*Work to complete:*
Each entry below should be returned exactly as is, with the pictures removed.

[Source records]
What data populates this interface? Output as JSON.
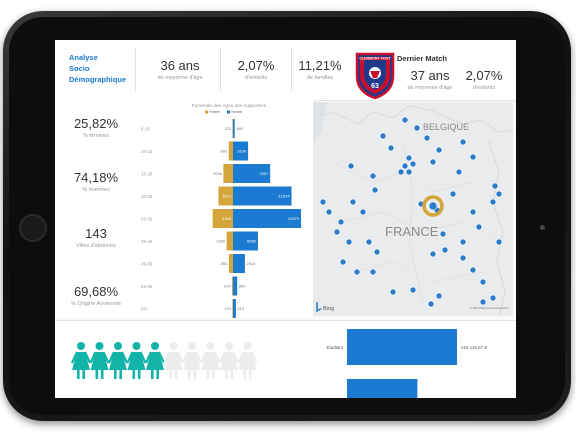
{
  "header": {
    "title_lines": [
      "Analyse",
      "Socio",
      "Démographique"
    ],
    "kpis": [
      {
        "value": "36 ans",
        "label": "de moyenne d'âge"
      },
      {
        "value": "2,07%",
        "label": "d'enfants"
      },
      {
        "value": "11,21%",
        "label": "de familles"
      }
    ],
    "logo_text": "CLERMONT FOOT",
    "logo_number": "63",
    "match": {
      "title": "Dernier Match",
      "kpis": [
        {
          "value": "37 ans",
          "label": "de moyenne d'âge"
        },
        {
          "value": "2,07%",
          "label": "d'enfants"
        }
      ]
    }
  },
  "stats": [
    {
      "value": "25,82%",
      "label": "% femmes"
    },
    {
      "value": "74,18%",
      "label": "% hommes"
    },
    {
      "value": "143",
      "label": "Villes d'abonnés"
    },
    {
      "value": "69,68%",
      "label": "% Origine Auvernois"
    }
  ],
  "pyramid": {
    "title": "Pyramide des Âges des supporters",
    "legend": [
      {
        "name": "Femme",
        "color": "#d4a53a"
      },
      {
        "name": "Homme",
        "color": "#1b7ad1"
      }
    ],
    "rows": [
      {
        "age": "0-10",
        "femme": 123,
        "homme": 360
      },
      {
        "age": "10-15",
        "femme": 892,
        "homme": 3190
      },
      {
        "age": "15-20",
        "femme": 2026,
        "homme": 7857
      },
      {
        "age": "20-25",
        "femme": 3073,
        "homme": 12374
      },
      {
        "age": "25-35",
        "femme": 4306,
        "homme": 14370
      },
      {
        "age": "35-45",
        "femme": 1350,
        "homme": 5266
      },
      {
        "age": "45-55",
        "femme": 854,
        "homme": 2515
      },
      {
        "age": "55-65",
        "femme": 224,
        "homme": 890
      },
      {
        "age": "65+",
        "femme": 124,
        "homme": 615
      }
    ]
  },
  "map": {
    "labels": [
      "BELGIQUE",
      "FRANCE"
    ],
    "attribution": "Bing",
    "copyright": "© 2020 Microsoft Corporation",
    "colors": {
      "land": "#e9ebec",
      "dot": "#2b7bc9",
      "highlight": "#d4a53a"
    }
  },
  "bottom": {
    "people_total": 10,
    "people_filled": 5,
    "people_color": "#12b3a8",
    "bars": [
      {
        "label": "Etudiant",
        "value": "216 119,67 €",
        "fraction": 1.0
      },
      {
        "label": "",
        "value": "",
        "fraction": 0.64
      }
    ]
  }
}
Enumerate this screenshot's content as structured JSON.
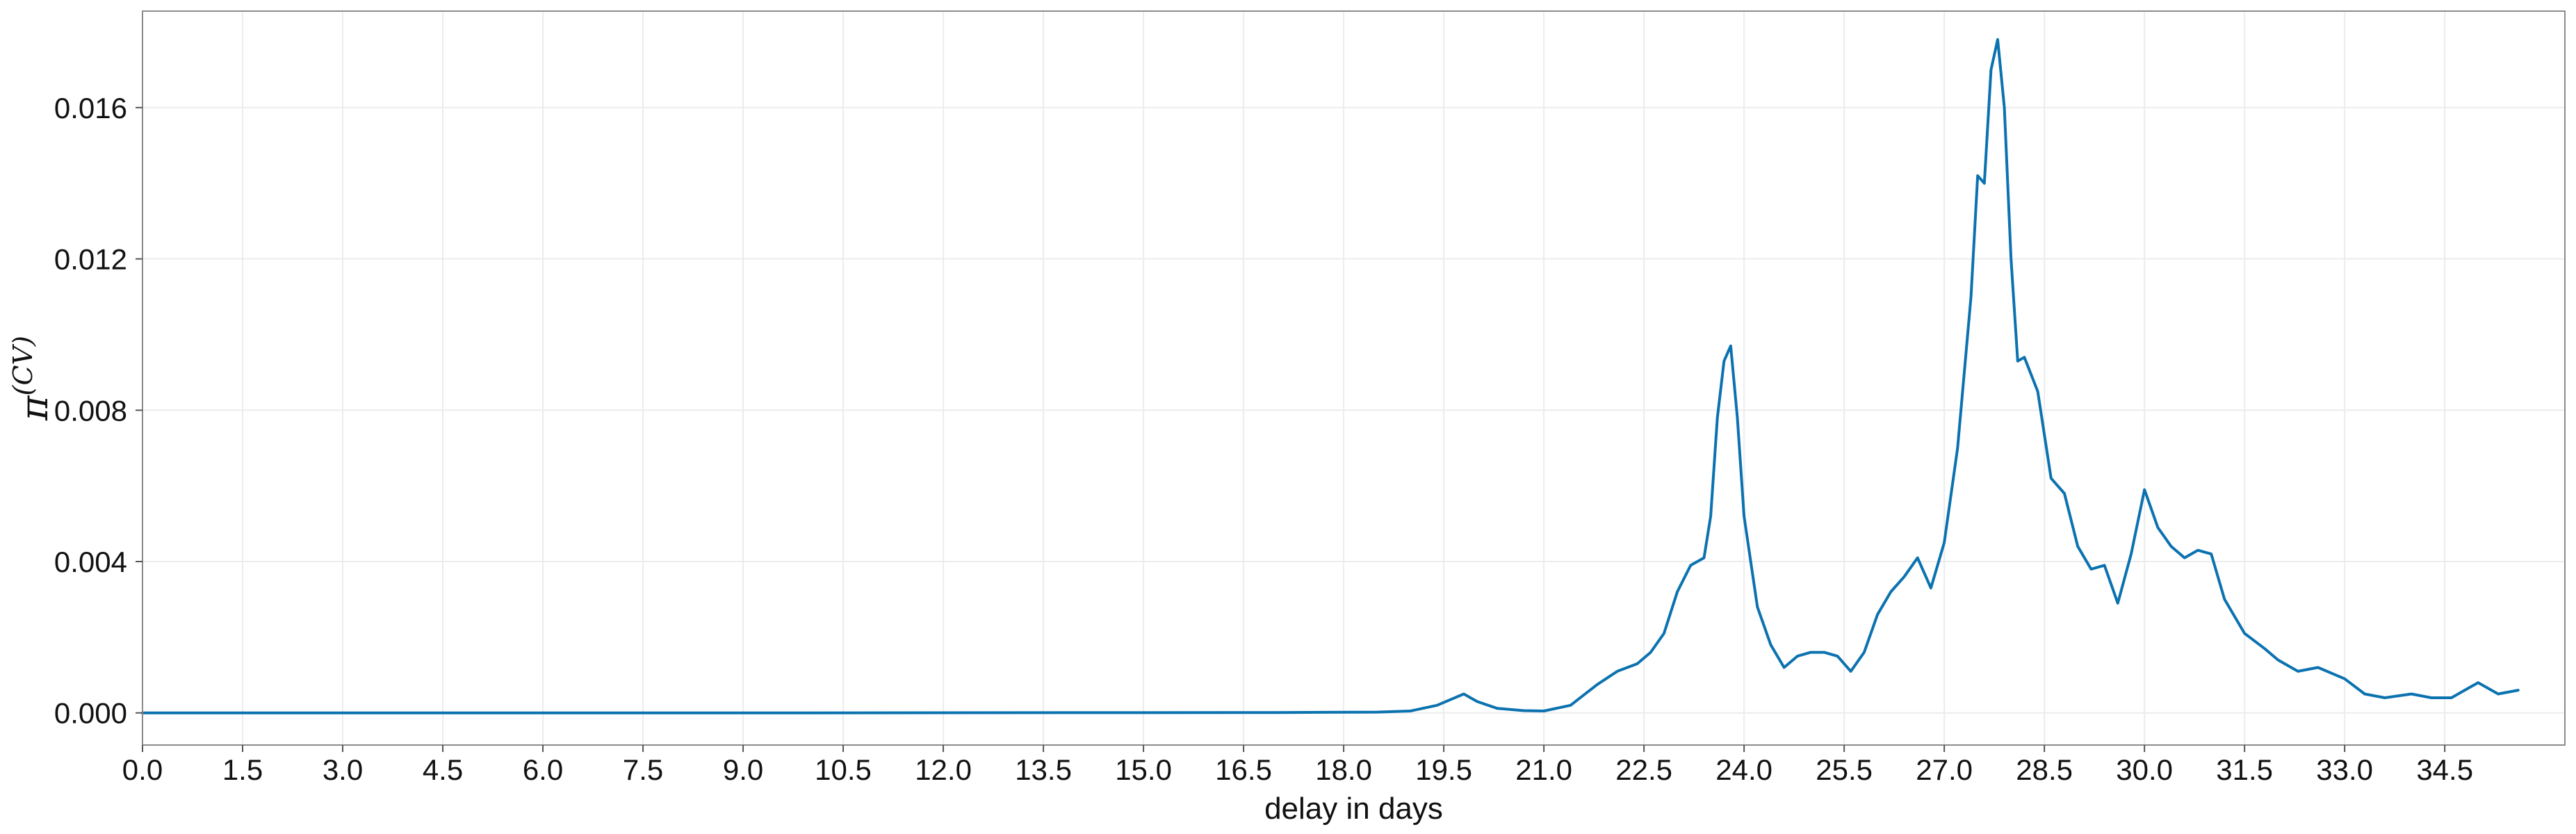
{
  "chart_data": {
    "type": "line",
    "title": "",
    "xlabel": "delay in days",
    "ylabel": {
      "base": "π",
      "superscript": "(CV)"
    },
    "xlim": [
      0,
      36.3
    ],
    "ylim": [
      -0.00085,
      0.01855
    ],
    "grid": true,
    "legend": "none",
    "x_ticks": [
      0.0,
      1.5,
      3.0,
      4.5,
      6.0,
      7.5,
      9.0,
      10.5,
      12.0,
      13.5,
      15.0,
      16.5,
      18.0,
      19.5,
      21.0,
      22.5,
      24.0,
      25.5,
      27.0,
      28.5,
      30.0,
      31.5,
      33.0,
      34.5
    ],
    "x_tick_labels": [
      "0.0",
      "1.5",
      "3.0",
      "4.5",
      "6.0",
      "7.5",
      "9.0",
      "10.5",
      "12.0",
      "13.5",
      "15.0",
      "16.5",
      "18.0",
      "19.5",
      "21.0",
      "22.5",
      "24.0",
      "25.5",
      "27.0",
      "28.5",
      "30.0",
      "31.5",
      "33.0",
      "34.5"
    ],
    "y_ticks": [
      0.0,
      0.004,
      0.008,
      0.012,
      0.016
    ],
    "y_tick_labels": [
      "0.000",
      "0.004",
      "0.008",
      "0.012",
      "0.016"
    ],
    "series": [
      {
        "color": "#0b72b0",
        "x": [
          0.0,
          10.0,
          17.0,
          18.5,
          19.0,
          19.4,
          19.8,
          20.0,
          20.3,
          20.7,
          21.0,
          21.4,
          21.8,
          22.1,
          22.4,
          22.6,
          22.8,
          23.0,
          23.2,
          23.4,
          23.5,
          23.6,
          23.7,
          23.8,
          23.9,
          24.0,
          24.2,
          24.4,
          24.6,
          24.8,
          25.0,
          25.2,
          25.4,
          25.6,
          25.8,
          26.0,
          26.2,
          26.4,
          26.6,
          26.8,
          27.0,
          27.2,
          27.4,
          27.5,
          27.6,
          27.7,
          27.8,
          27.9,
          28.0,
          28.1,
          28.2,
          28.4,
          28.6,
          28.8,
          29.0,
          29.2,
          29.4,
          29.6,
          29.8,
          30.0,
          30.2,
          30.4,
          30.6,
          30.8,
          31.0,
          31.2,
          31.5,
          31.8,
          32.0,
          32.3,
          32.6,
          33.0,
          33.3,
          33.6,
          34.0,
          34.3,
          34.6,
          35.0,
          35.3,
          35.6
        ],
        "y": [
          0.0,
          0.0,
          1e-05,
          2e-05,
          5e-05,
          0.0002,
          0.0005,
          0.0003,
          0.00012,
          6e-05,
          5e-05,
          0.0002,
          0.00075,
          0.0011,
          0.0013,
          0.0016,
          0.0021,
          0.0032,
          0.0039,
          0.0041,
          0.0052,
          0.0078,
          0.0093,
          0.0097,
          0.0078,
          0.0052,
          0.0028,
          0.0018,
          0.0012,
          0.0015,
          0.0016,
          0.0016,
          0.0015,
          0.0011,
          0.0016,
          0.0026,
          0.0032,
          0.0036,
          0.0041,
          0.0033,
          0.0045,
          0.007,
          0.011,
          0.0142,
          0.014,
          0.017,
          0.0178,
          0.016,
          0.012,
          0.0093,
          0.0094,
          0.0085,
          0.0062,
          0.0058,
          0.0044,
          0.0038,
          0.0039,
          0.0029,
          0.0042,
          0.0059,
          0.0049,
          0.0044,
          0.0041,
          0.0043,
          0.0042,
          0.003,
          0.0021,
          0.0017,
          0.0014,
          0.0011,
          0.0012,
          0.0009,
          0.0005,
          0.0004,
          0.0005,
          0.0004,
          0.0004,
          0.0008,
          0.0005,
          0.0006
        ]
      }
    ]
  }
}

*Exercise response:*
What data populates this interface? Output as JSON.
{
  "header": {
    "title_lines": [
      "Analyse",
      "Socio",
      "Démographique"
    ],
    "kpis": [
      {
        "value": "36 ans",
        "label": "de moyenne d'âge"
      },
      {
        "value": "2,07%",
        "label": "d'enfants"
      },
      {
        "value": "11,21%",
        "label": "de familles"
      }
    ],
    "logo_text": "CLERMONT FOOT",
    "logo_number": "63",
    "match": {
      "title": "Dernier Match",
      "kpis": [
        {
          "value": "37 ans",
          "label": "de moyenne d'âge"
        },
        {
          "value": "2,07%",
          "label": "d'enfants"
        }
      ]
    }
  },
  "stats": [
    {
      "value": "25,82%",
      "label": "% femmes"
    },
    {
      "value": "74,18%",
      "label": "% hommes"
    },
    {
      "value": "143",
      "label": "Villes d'abonnés"
    },
    {
      "value": "69,68%",
      "label": "% Origine Auvernois"
    }
  ],
  "pyramid": {
    "title": "Pyramide des Âges des supporters",
    "legend": [
      {
        "name": "Femme",
        "color": "#d4a53a"
      },
      {
        "name": "Homme",
        "color": "#1b7ad1"
      }
    ],
    "rows": [
      {
        "age": "0-10",
        "femme": 123,
        "homme": 360
      },
      {
        "age": "10-15",
        "femme": 892,
        "homme": 3190
      },
      {
        "age": "15-20",
        "femme": 2026,
        "homme": 7857
      },
      {
        "age": "20-25",
        "femme": 3073,
        "homme": 12374
      },
      {
        "age": "25-35",
        "femme": 4306,
        "homme": 14370
      },
      {
        "age": "35-45",
        "femme": 1350,
        "homme": 5266
      },
      {
        "age": "45-55",
        "femme": 854,
        "homme": 2515
      },
      {
        "age": "55-65",
        "femme": 224,
        "homme": 890
      },
      {
        "age": "65+",
        "femme": 124,
        "homme": 615
      }
    ]
  },
  "map": {
    "labels": [
      "BELGIQUE",
      "FRANCE"
    ],
    "attribution": "Bing",
    "copyright": "© 2020 Microsoft Corporation",
    "colors": {
      "land": "#e9ebec",
      "dot": "#2b7bc9",
      "highlight": "#d4a53a"
    }
  },
  "bottom": {
    "people_total": 10,
    "people_filled": 5,
    "people_color": "#12b3a8",
    "bars": [
      {
        "label": "Etudiant",
        "value": "216 119,67 €",
        "fraction": 1.0
      },
      {
        "label": "",
        "value": "",
        "fraction": 0.64
      }
    ]
  }
}
Enumerate this screenshot's content as structured JSON.
{
  "chart_data": {
    "type": "line",
    "title": "",
    "xlabel": "delay in days",
    "ylabel": {
      "base": "π",
      "superscript": "(CV)"
    },
    "xlim": [
      0,
      36.3
    ],
    "ylim": [
      -0.00085,
      0.01855
    ],
    "grid": true,
    "legend": "none",
    "x_ticks": [
      0.0,
      1.5,
      3.0,
      4.5,
      6.0,
      7.5,
      9.0,
      10.5,
      12.0,
      13.5,
      15.0,
      16.5,
      18.0,
      19.5,
      21.0,
      22.5,
      24.0,
      25.5,
      27.0,
      28.5,
      30.0,
      31.5,
      33.0,
      34.5
    ],
    "x_tick_labels": [
      "0.0",
      "1.5",
      "3.0",
      "4.5",
      "6.0",
      "7.5",
      "9.0",
      "10.5",
      "12.0",
      "13.5",
      "15.0",
      "16.5",
      "18.0",
      "19.5",
      "21.0",
      "22.5",
      "24.0",
      "25.5",
      "27.0",
      "28.5",
      "30.0",
      "31.5",
      "33.0",
      "34.5"
    ],
    "y_ticks": [
      0.0,
      0.004,
      0.008,
      0.012,
      0.016
    ],
    "y_tick_labels": [
      "0.000",
      "0.004",
      "0.008",
      "0.012",
      "0.016"
    ],
    "series": [
      {
        "color": "#0b72b0",
        "x": [
          0.0,
          10.0,
          17.0,
          18.5,
          19.0,
          19.4,
          19.8,
          20.0,
          20.3,
          20.7,
          21.0,
          21.4,
          21.8,
          22.1,
          22.4,
          22.6,
          22.8,
          23.0,
          23.2,
          23.4,
          23.5,
          23.6,
          23.7,
          23.8,
          23.9,
          24.0,
          24.2,
          24.4,
          24.6,
          24.8,
          25.0,
          25.2,
          25.4,
          25.6,
          25.8,
          26.0,
          26.2,
          26.4,
          26.6,
          26.8,
          27.0,
          27.2,
          27.4,
          27.5,
          27.6,
          27.7,
          27.8,
          27.9,
          28.0,
          28.1,
          28.2,
          28.4,
          28.6,
          28.8,
          29.0,
          29.2,
          29.4,
          29.6,
          29.8,
          30.0,
          30.2,
          30.4,
          30.6,
          30.8,
          31.0,
          31.2,
          31.5,
          31.8,
          32.0,
          32.3,
          32.6,
          33.0,
          33.3,
          33.6,
          34.0,
          34.3,
          34.6,
          35.0,
          35.3,
          35.6
        ],
        "y": [
          0.0,
          0.0,
          1e-05,
          2e-05,
          5e-05,
          0.0002,
          0.0005,
          0.0003,
          0.00012,
          6e-05,
          5e-05,
          0.0002,
          0.00075,
          0.0011,
          0.0013,
          0.0016,
          0.0021,
          0.0032,
          0.0039,
          0.0041,
          0.0052,
          0.0078,
          0.0093,
          0.0097,
          0.0078,
          0.0052,
          0.0028,
          0.0018,
          0.0012,
          0.0015,
          0.0016,
          0.0016,
          0.0015,
          0.0011,
          0.0016,
          0.0026,
          0.0032,
          0.0036,
          0.0041,
          0.0033,
          0.0045,
          0.007,
          0.011,
          0.0142,
          0.014,
          0.017,
          0.0178,
          0.016,
          0.012,
          0.0093,
          0.0094,
          0.0085,
          0.0062,
          0.0058,
          0.0044,
          0.0038,
          0.0039,
          0.0029,
          0.0042,
          0.0059,
          0.0049,
          0.0044,
          0.0041,
          0.0043,
          0.0042,
          0.003,
          0.0021,
          0.0017,
          0.0014,
          0.0011,
          0.0012,
          0.0009,
          0.0005,
          0.0004,
          0.0005,
          0.0004,
          0.0004,
          0.0008,
          0.0005,
          0.0006
        ]
      }
    ]
  }
}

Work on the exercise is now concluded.